-- What the task requires --
Write out the data below again, substituting "bearish-candle" for each "candle-down" and changing nothing else. Leave out the pictures.

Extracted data

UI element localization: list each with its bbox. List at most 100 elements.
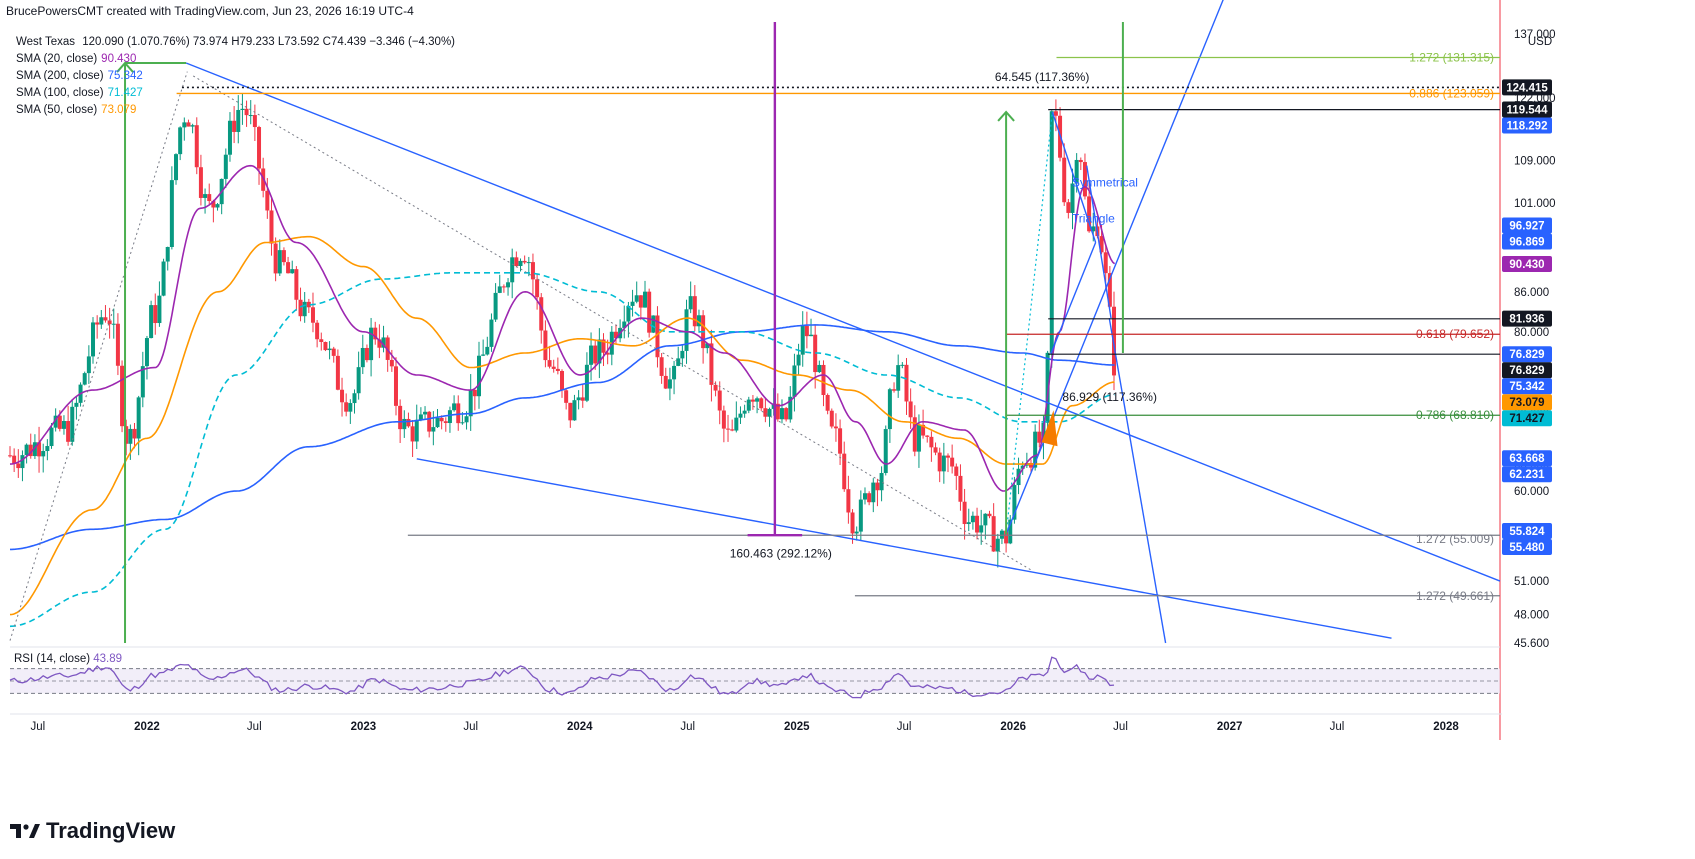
upper-wedge-trendline <box>185 62 1501 582</box>
candle-up <box>1070 183 1075 213</box>
candle-down <box>265 190 270 211</box>
price-tag: 63.668 <box>1502 450 1552 467</box>
triangle-upper-line <box>1051 111 1097 243</box>
legend-sma100[interactable]: SMA (100, close) 71.427 <box>16 87 143 99</box>
candle-up <box>738 413 743 418</box>
price-tick-label: 137.000 <box>1514 29 1556 41</box>
candle-down <box>273 243 278 274</box>
candle-down <box>377 339 382 348</box>
candle-down <box>925 435 930 437</box>
candle-down <box>543 330 548 361</box>
legend-sma20[interactable]: SMA (20, close) 90.430 <box>16 53 137 65</box>
price-tag: 73.079 <box>1502 394 1552 411</box>
tradingview-logo-text: TradingView <box>46 818 176 843</box>
legend-sma50[interactable]: SMA (50, close) 73.079 <box>16 104 137 116</box>
time-tick-label: 2025 <box>784 721 810 733</box>
candle-up <box>248 115 253 117</box>
candle-down <box>153 305 158 324</box>
candle-down <box>655 315 660 358</box>
time-tick-label: 2028 <box>1433 721 1459 733</box>
candle-down <box>1029 462 1034 468</box>
dotted-rise-line <box>9 71 188 641</box>
tradingview-logo[interactable]: TradingView <box>10 818 175 844</box>
price-tag-text: 76.829 <box>1509 349 1544 361</box>
candle-down <box>186 122 191 127</box>
candle-up <box>1091 226 1096 232</box>
candle-up <box>779 408 784 420</box>
candle-down <box>535 279 540 298</box>
price-tag-text: 75.342 <box>1509 381 1544 393</box>
candle-down <box>945 455 950 458</box>
legend-symbol-row: West Texas 120.090 (1.070.76%) 73.974 H7… <box>16 34 455 51</box>
candle-up <box>435 417 440 428</box>
legend-sma200[interactable]: SMA (200, close) 75.342 <box>16 70 143 82</box>
candle-down <box>8 455 12 457</box>
candle-down <box>838 428 843 454</box>
price-axis: USD137.000122.000109.000101.00096.00086.… <box>1502 0 1695 740</box>
candle-down <box>28 444 33 457</box>
price-tag-text: 96.869 <box>1509 237 1544 249</box>
legend: West Texas 120.090 (1.070.76%) 73.974 H7… <box>16 34 455 119</box>
candle-up <box>622 321 627 328</box>
price-tag-text: 81.936 <box>1509 314 1544 326</box>
breakdown-projection-line <box>1108 318 1167 644</box>
candle-down <box>991 516 996 552</box>
candle-up <box>157 295 162 324</box>
candle-down <box>501 286 506 288</box>
candle-up <box>871 482 876 503</box>
candle-up <box>518 260 523 267</box>
legend-symbol[interactable]: West Texas <box>16 36 76 48</box>
time-tick-label: Jul <box>247 721 262 733</box>
candle-up <box>809 334 814 337</box>
candle-up <box>684 309 689 351</box>
candle-up <box>510 257 515 283</box>
candle-up <box>149 305 154 339</box>
candle-up <box>99 317 104 325</box>
price-tag: 75.342 <box>1502 378 1552 395</box>
candle-up <box>970 515 975 523</box>
candle-down <box>875 482 880 491</box>
candle-down <box>730 429 735 431</box>
price-tick-label: 109.000 <box>1514 156 1556 168</box>
time-axis: Jul 2022 Jul 2023 Jul 2024 Jul 2025 Jul 2026 Jul 20… <box>31 721 1460 733</box>
candle-down <box>427 411 432 432</box>
candle-down <box>975 515 980 533</box>
candle-down <box>1103 252 1108 274</box>
candle-up <box>481 354 486 356</box>
candle-down <box>539 297 544 331</box>
candle-up <box>589 345 594 365</box>
annotation-label: 64.545 (117.36%) <box>995 70 1090 84</box>
candle-up <box>526 262 531 264</box>
candle-down <box>373 327 378 340</box>
candle-down <box>66 420 71 442</box>
price-tick-label: 86.000 <box>1514 287 1549 299</box>
candle-up <box>576 397 581 401</box>
candle-down <box>958 475 963 502</box>
candle-up <box>74 402 79 407</box>
price-tag: 55.480 <box>1502 539 1552 556</box>
price-tag-bg <box>1502 346 1552 363</box>
candle-up <box>506 282 511 288</box>
time-tick-label: 2022 <box>134 721 160 733</box>
candle-down <box>1082 162 1087 197</box>
candle-down <box>211 201 216 208</box>
price-tag-text: 119.544 <box>1507 104 1549 116</box>
candle-up <box>643 291 648 308</box>
candle-up <box>900 364 905 366</box>
fib-label: 1.272 (55.009) <box>1416 532 1494 546</box>
candle-up <box>755 398 760 402</box>
price-tag: 96.869 <box>1502 233 1552 250</box>
candle-up <box>1012 485 1017 520</box>
candle-up <box>369 327 374 361</box>
candle-down <box>560 370 565 391</box>
price-tag-text: 90.430 <box>1509 259 1544 271</box>
candle-up <box>476 355 481 397</box>
candle-up <box>485 346 490 355</box>
candle-up <box>1049 111 1054 353</box>
price-tick-label: 45.600 <box>1514 638 1549 650</box>
candle-up <box>169 180 174 247</box>
candle-up <box>423 411 428 415</box>
candle-up <box>53 415 58 428</box>
candle-up <box>402 418 407 430</box>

-- Result for this task --
UI element localization: list each with its bbox. List at most 100 elements.
upper-wedge-trendline <box>185 62 1501 582</box>
candle-up <box>1070 183 1075 213</box>
bearish-candle <box>265 190 270 211</box>
price-tag: 63.668 <box>1502 450 1552 467</box>
triangle-upper-line <box>1051 111 1097 243</box>
legend-sma100[interactable]: SMA (100, close) 71.427 <box>16 87 143 99</box>
candle-up <box>738 413 743 418</box>
price-tick-label: 137.000 <box>1514 29 1556 41</box>
bearish-candle <box>273 243 278 274</box>
bearish-candle <box>377 339 382 348</box>
bearish-candle <box>925 435 930 437</box>
bearish-candle <box>543 330 548 361</box>
legend-sma20[interactable]: SMA (20, close) 90.430 <box>16 53 137 65</box>
price-tag: 73.079 <box>1502 394 1552 411</box>
tradingview-logo-text: TradingView <box>46 818 176 843</box>
legend-sma50[interactable]: SMA (50, close) 73.079 <box>16 104 137 116</box>
time-tick-label: 2025 <box>784 721 810 733</box>
candle-up <box>248 115 253 117</box>
bearish-candle <box>153 305 158 324</box>
bearish-candle <box>655 315 660 358</box>
time-tick-label: 2028 <box>1433 721 1459 733</box>
bearish-candle <box>1029 462 1034 468</box>
dotted-rise-line <box>9 71 188 641</box>
tradingview-logo[interactable]: TradingView <box>10 818 175 844</box>
price-tag-text: 76.829 <box>1509 349 1544 361</box>
bearish-candle <box>186 122 191 127</box>
candle-up <box>1091 226 1096 232</box>
candle-up <box>779 408 784 420</box>
bearish-candle <box>535 279 540 298</box>
price-tag-text: 75.342 <box>1509 381 1544 393</box>
bearish-candle <box>945 455 950 458</box>
legend-symbol-row: West Texas 120.090 (1.070.76%) 73.974 H7… <box>16 34 455 51</box>
candle-up <box>435 417 440 428</box>
legend-sma200[interactable]: SMA (200, close) 75.342 <box>16 70 143 82</box>
bearish-candle <box>8 455 12 457</box>
bearish-candle <box>838 428 843 454</box>
price-axis: USD137.000122.000109.000101.00096.00086.… <box>1502 0 1695 740</box>
bearish-candle <box>28 444 33 457</box>
price-tag-text: 96.869 <box>1509 237 1544 249</box>
legend: West Texas 120.090 (1.070.76%) 73.974 H7… <box>16 34 455 119</box>
candle-up <box>622 321 627 328</box>
price-tag-text: 81.936 <box>1509 314 1544 326</box>
breakdown-projection-line <box>1108 318 1167 644</box>
bearish-candle <box>991 516 996 552</box>
candle-up <box>157 295 162 324</box>
bearish-candle <box>501 286 506 288</box>
candle-up <box>871 482 876 503</box>
candle-up <box>518 260 523 267</box>
legend-symbol[interactable]: West Texas <box>16 36 76 48</box>
time-tick-label: Jul <box>247 721 262 733</box>
candle-up <box>809 334 814 337</box>
candle-up <box>684 309 689 351</box>
candle-up <box>510 257 515 283</box>
candle-up <box>149 305 154 339</box>
candle-up <box>99 317 104 325</box>
price-tag: 75.342 <box>1502 378 1552 395</box>
candle-up <box>970 515 975 523</box>
bearish-candle <box>875 482 880 491</box>
bearish-candle <box>730 429 735 431</box>
price-tick-label: 109.000 <box>1514 156 1556 168</box>
time-axis: Jul 2022 Jul 2023 Jul 2024 Jul 2025 Jul 2026 Jul 20… <box>31 721 1460 733</box>
bearish-candle <box>427 411 432 432</box>
bearish-candle <box>975 515 980 533</box>
bearish-candle <box>1103 252 1108 274</box>
candle-up <box>481 354 486 356</box>
bearish-candle <box>539 297 544 331</box>
candle-up <box>589 345 594 365</box>
annotation-label: 64.545 (117.36%) <box>995 70 1090 84</box>
candle-up <box>526 262 531 264</box>
bearish-candle <box>373 327 378 340</box>
bearish-candle <box>66 420 71 442</box>
price-tick-label: 86.000 <box>1514 287 1549 299</box>
candle-up <box>576 397 581 401</box>
bearish-candle <box>958 475 963 502</box>
candle-up <box>74 402 79 407</box>
price-tag: 55.480 <box>1502 539 1552 556</box>
price-tag-bg <box>1502 346 1552 363</box>
candle-up <box>506 282 511 288</box>
time-tick-label: 2022 <box>134 721 160 733</box>
bearish-candle <box>1082 162 1087 197</box>
bearish-candle <box>211 201 216 208</box>
price-tag-text: 119.544 <box>1507 104 1549 116</box>
candle-up <box>643 291 648 308</box>
candle-up <box>900 364 905 366</box>
fib-label: 1.272 (55.009) <box>1416 532 1494 546</box>
candle-up <box>755 398 760 402</box>
price-tag: 96.869 <box>1502 233 1552 250</box>
candle-up <box>1012 485 1017 520</box>
candle-up <box>369 327 374 361</box>
bearish-candle <box>560 370 565 391</box>
price-tag-text: 90.430 <box>1509 259 1544 271</box>
candle-up <box>476 355 481 397</box>
candle-up <box>485 346 490 355</box>
candle-up <box>1049 111 1054 353</box>
price-tick-label: 45.600 <box>1514 638 1549 650</box>
candle-up <box>169 180 174 247</box>
candle-up <box>423 411 428 415</box>
candle-up <box>53 415 58 428</box>
candle-up <box>402 418 407 430</box>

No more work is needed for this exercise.